## Provided data
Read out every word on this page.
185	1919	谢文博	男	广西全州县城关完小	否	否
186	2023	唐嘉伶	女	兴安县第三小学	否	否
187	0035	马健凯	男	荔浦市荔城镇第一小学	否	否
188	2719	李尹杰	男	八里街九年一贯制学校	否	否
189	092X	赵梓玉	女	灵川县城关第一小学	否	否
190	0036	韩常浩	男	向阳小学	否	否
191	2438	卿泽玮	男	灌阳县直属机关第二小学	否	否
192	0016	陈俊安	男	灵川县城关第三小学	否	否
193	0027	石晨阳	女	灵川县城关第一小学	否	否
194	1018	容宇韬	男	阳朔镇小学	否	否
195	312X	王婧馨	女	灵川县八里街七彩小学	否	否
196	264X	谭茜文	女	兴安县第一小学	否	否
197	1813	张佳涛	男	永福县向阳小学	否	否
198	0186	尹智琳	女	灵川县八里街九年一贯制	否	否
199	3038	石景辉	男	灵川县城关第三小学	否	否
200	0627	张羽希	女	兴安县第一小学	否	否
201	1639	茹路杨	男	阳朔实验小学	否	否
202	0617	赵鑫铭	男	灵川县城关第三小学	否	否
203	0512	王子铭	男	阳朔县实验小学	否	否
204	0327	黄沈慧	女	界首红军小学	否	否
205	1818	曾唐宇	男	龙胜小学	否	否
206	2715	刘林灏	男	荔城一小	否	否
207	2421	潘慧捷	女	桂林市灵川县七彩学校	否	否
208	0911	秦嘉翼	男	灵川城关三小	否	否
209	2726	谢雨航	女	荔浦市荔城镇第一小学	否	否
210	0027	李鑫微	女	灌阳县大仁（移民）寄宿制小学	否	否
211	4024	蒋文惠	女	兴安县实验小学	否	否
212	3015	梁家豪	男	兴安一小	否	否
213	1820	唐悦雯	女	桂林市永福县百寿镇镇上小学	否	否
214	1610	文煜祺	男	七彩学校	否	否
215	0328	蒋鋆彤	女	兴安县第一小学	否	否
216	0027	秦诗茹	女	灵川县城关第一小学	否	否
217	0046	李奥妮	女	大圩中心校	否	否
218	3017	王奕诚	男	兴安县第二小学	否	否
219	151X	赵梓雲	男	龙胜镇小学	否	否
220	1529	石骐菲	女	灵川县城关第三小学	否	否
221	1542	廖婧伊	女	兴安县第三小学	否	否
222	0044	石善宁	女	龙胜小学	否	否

## Exercise requirements
Restate the data above exactly, keeping each word as it stands.

## Exercise result
Read out every word on this page.
185	1919	谢文博	男	广西全州县城关完小	否	否
186	2023	唐嘉伶	女	兴安县第三小学	否	否
187	0035	马健凯	男	荔浦市荔城镇第一小学	否	否
188	2719	李尹杰	男	八里街九年一贯制学校	否	否
189	092X	赵梓玉	女	灵川县城关第一小学	否	否
190	0036	韩常浩	男	向阳小学	否	否
191	2438	卿泽玮	男	灌阳县直属机关第二小学	否	否
192	0016	陈俊安	男	灵川县城关第三小学	否	否
193	0027	石晨阳	女	灵川县城关第一小学	否	否
194	1018	容宇韬	男	阳朔镇小学	否	否
195	312X	王婧馨	女	灵川县八里街七彩小学	否	否
196	264X	谭茜文	女	兴安县第一小学	否	否
197	1813	张佳涛	男	永福县向阳小学	否	否
198	0186	尹智琳	女	灵川县八里街九年一贯制	否	否
199	3038	石景辉	男	灵川县城关第三小学	否	否
200	0627	张羽希	女	兴安县第一小学	否	否
201	1639	茹路杨	男	阳朔实验小学	否	否
202	0617	赵鑫铭	男	灵川县城关第三小学	否	否
203	0512	王子铭	男	阳朔县实验小学	否	否
204	0327	黄沈慧	女	界首红军小学	否	否
205	1818	曾唐宇	男	龙胜小学	否	否
206	2715	刘林灏	男	荔城一小	否	否
207	2421	潘慧捷	女	桂林市灵川县七彩学校	否	否
208	0911	秦嘉翼	男	灵川城关三小	否	否
209	2726	谢雨航	女	荔浦市荔城镇第一小学	否	否
210	0027	李鑫微	女	灌阳县大仁（移民）寄宿制小学	否	否
211	4024	蒋文惠	女	兴安县实验小学	否	否
212	3015	梁家豪	男	兴安一小	否	否
213	1820	唐悦雯	女	桂林市永福县百寿镇镇上小学	否	否
214	1610	文煜祺	男	七彩学校	否	否
215	0328	蒋鋆彤	女	兴安县第一小学	否	否
216	0027	秦诗茹	女	灵川县城关第一小学	否	否
217	0046	李奥妮	女	大圩中心校	否	否
218	3017	王奕诚	男	兴安县第二小学	否	否
219	151X	赵梓雲	男	龙胜镇小学	否	否
220	1529	石骐菲	女	灵川县城关第三小学	否	否
221	1542	廖婧伊	女	兴安县第三小学	否	否
222	0044	石善宁	女	龙胜小学	否	否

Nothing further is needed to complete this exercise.